(Entries from a dataset)
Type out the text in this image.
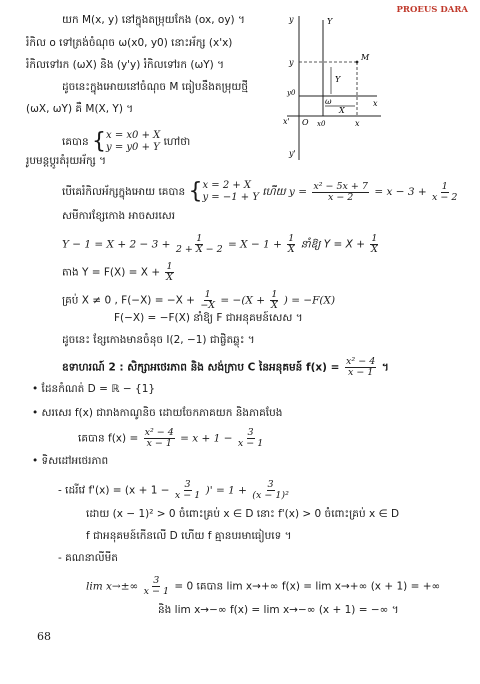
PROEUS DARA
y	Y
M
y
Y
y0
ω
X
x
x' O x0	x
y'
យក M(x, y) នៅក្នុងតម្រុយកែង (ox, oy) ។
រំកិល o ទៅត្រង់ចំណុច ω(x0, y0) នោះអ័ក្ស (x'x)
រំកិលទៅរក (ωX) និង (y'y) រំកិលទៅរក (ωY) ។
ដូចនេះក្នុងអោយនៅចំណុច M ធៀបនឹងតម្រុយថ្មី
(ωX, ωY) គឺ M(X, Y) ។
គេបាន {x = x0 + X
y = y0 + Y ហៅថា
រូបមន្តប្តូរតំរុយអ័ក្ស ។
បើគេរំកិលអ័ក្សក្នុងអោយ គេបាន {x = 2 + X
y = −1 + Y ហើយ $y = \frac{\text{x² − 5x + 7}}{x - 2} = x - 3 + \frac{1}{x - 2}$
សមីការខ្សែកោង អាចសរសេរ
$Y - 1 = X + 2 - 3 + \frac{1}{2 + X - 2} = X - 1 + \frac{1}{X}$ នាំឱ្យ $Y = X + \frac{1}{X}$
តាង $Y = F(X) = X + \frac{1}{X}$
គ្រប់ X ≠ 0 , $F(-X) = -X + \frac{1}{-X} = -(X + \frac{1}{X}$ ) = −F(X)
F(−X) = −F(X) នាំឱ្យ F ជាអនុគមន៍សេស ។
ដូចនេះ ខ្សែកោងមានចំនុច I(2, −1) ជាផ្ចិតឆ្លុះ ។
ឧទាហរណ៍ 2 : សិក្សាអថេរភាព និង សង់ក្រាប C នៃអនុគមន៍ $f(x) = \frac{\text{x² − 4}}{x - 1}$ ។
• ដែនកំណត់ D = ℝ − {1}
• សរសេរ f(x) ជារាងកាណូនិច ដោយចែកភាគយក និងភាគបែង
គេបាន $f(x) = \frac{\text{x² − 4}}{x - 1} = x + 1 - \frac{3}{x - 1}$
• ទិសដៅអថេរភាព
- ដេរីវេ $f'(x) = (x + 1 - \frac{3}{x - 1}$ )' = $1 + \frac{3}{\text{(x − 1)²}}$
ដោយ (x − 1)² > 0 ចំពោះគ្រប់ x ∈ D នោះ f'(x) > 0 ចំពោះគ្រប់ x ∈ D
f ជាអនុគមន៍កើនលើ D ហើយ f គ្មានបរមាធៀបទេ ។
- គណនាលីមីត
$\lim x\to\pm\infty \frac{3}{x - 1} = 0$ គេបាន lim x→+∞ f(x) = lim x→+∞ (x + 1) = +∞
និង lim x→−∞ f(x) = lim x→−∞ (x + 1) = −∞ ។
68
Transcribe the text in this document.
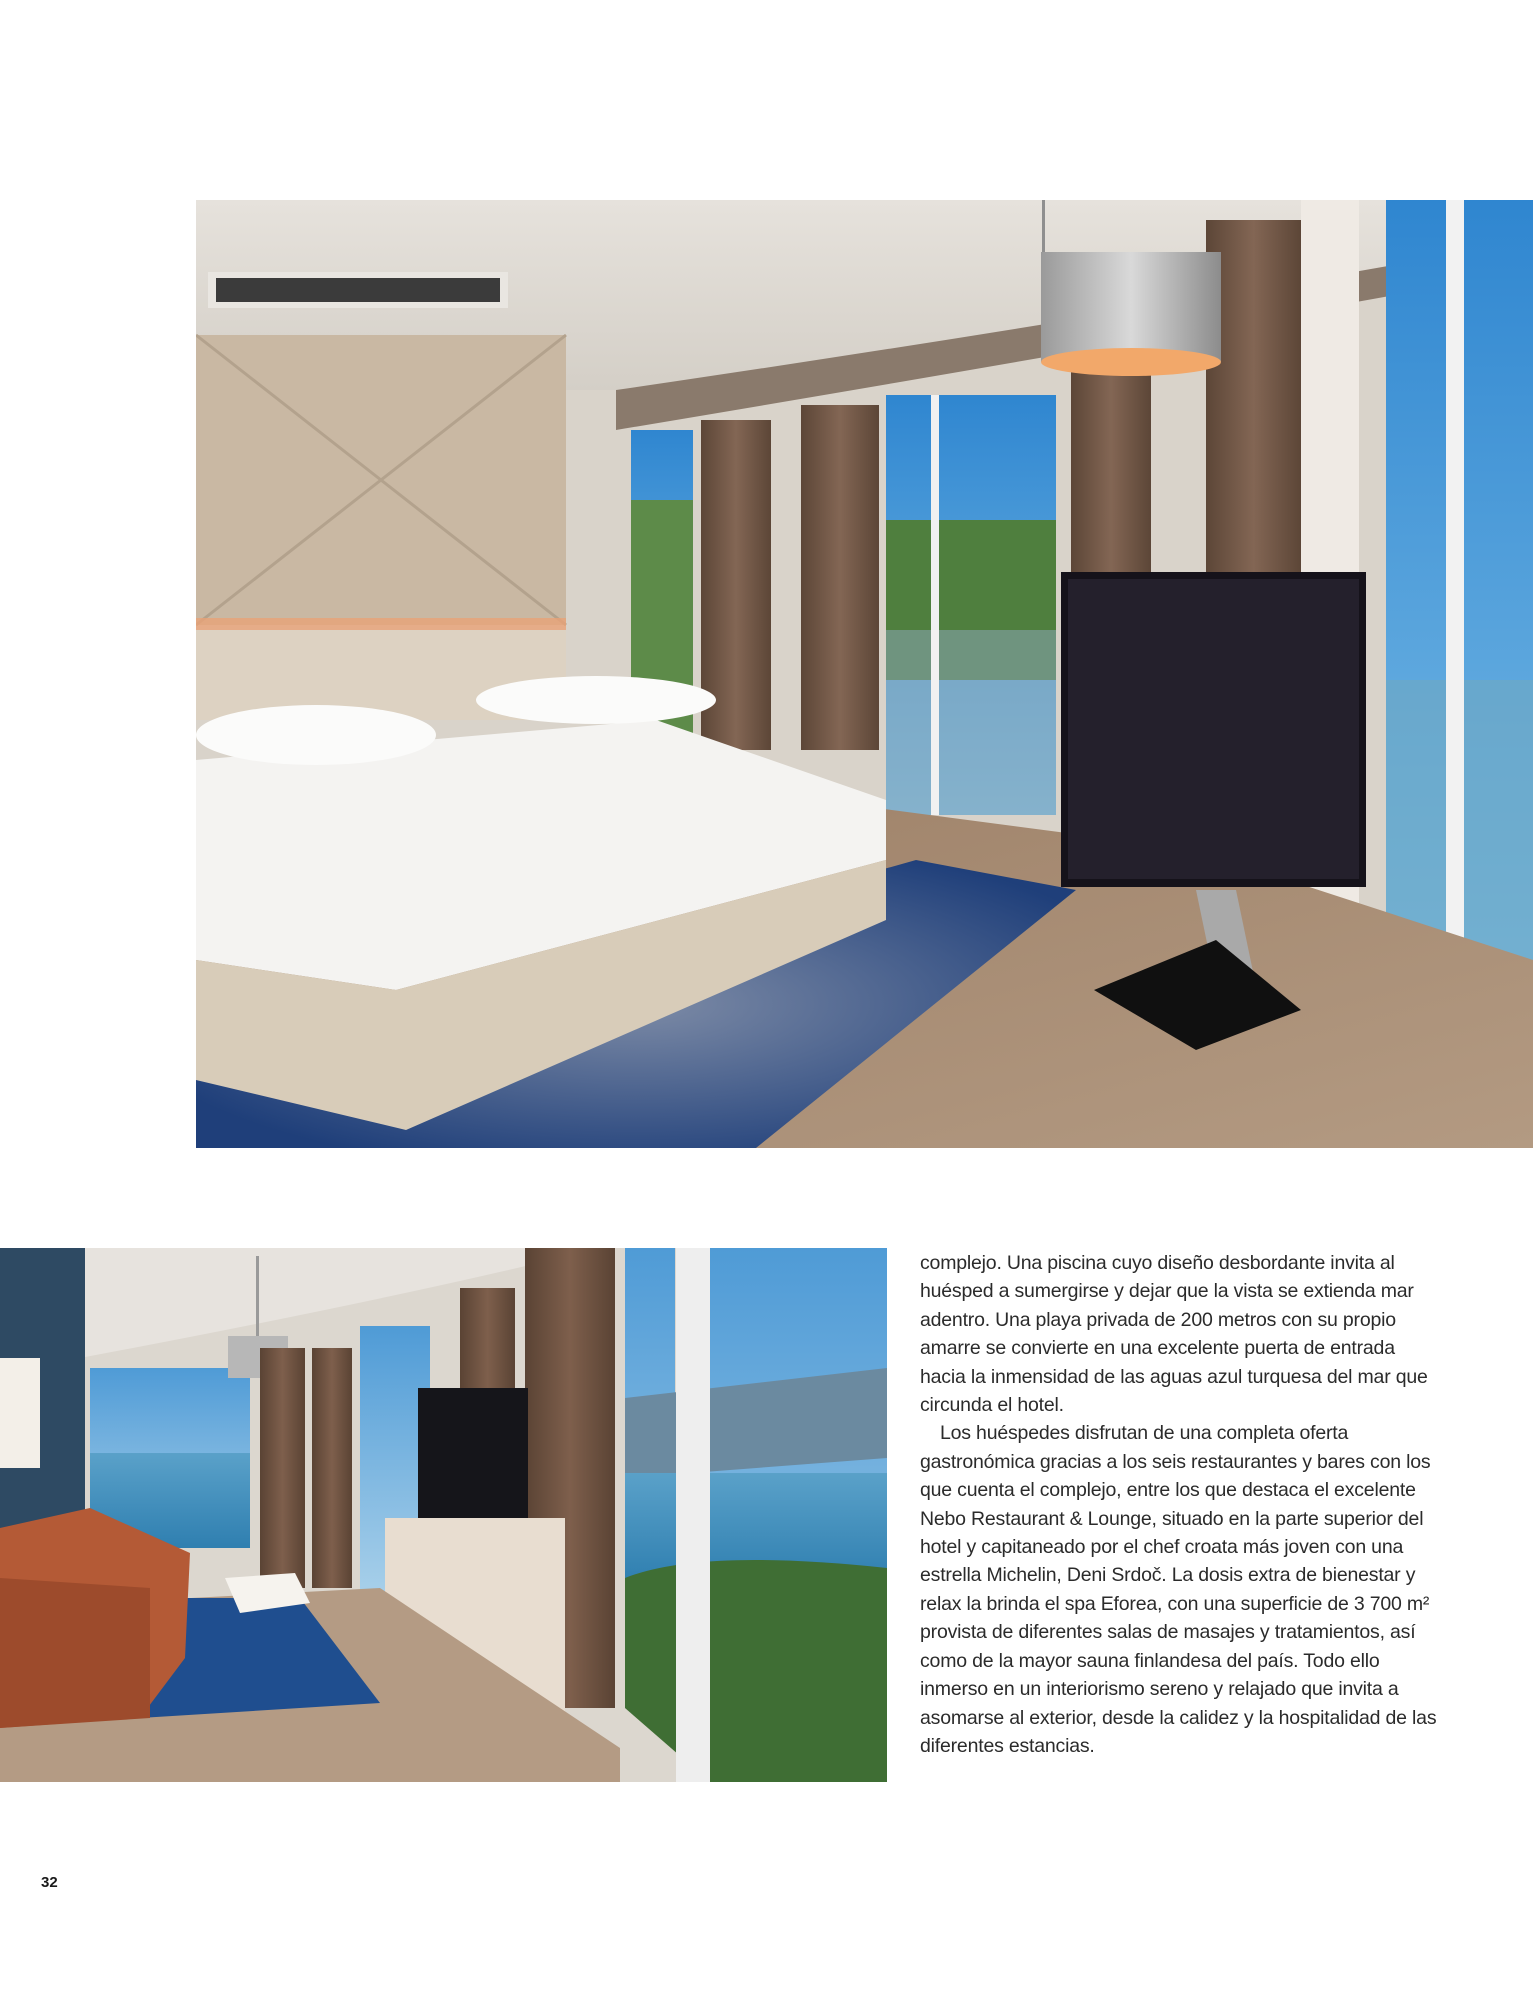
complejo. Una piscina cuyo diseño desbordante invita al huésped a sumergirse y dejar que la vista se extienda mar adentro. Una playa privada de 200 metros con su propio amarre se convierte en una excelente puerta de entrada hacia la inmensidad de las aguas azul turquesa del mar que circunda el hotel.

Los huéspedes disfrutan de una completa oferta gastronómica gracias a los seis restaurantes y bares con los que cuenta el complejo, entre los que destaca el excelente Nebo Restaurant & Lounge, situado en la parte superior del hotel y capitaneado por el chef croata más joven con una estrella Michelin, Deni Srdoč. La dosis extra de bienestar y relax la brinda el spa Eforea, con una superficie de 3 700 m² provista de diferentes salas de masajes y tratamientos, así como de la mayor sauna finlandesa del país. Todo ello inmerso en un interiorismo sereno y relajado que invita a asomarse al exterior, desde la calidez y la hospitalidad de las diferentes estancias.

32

→ Exercise task
Your task is to repeat the material above exactly, without its pictures.

→ Solution for this task
Type out the text in this image.
PROEUS DARA
y	Y
M
y
Y
y0
ω
X
x
x' O x0	x
y'
យក M(x, y) នៅក្នុងតម្រុយកែង (ox, oy) ។
រំកិល o ទៅត្រង់ចំណុច ω(x0, y0) នោះអ័ក្ស (x'x)
រំកិលទៅរក (ωX) និង (y'y) រំកិលទៅរក (ωY) ។
ដូចនេះក្នុងអោយនៅចំណុច M ធៀបនឹងតម្រុយថ្មី
(ωX, ωY) គឺ M(X, Y) ។
គេបាន {x = x0 + X
y = y0 + Y ហៅថា
រូបមន្តប្តូរតំរុយអ័ក្ស ។
បើគេរំកិលអ័ក្សក្នុងអោយ គេបាន {x = 2 + X
y = −1 + Y ហើយ $y = \frac{\text{x² − 5x + 7}}{x - 2} = x - 3 + \frac{1}{x - 2}$
សមីការខ្សែកោង អាចសរសេរ
$Y - 1 = X + 2 - 3 + \frac{1}{2 + X - 2} = X - 1 + \frac{1}{X}$ នាំឱ្យ $Y = X + \frac{1}{X}$
តាង $Y = F(X) = X + \frac{1}{X}$
គ្រប់ X ≠ 0 , $F(-X) = -X + \frac{1}{-X} = -(X + \frac{1}{X}$ ) = −F(X)
F(−X) = −F(X) នាំឱ្យ F ជាអនុគមន៍សេស ។
ដូចនេះ ខ្សែកោងមានចំនុច I(2, −1) ជាផ្ចិតឆ្លុះ ។
ឧទាហរណ៍ 2 : សិក្សាអថេរភាព និង សង់ក្រាប C នៃអនុគមន៍ $f(x) = \frac{\text{x² − 4}}{x - 1}$ ។
• ដែនកំណត់ D = ℝ − {1}
• សរសេរ f(x) ជារាងកាណូនិច ដោយចែកភាគយក និងភាគបែង
គេបាន $f(x) = \frac{\text{x² − 4}}{x - 1} = x + 1 - \frac{3}{x - 1}$
• ទិសដៅអថេរភាព
- ដេរីវេ $f'(x) = (x + 1 - \frac{3}{x - 1}$ )' = $1 + \frac{3}{\text{(x − 1)²}}$
ដោយ (x − 1)² > 0 ចំពោះគ្រប់ x ∈ D នោះ f'(x) > 0 ចំពោះគ្រប់ x ∈ D
f ជាអនុគមន៍កើនលើ D ហើយ f គ្មានបរមាធៀបទេ ។
- គណនាលីមីត
$\lim x\to\pm\infty \frac{3}{x - 1} = 0$ គេបាន lim x→+∞ f(x) = lim x→+∞ (x + 1) = +∞
និង lim x→−∞ f(x) = lim x→−∞ (x + 1) = −∞ ។
68
Transcribe the text in this document.
complejo. Una piscina cuyo diseño desbordante invita al huésped a sumergirse y dejar que la vista se extienda mar adentro. Una playa privada de 200 metros con su propio amarre se convierte en una excelente puerta de entrada hacia la inmensidad de las aguas azul turquesa del mar que circunda el hotel.

Los huéspedes disfrutan de una completa oferta gastronómica gracias a los seis restaurantes y bares con los que cuenta el complejo, entre los que destaca el excelente Nebo Restaurant & Lounge, situado en la parte superior del hotel y capitaneado por el chef croata más joven con una estrella Michelin, Deni Srdoč. La dosis extra de bienestar y relax la brinda el spa Eforea, con una superficie de 3 700 m² provista de diferentes salas de masajes y tratamientos, así como de la mayor sauna finlandesa del país. Todo ello inmerso en un interiorismo sereno y relajado que invita a asomarse al exterior, desde la calidez y la hospitalidad de las diferentes estancias.

32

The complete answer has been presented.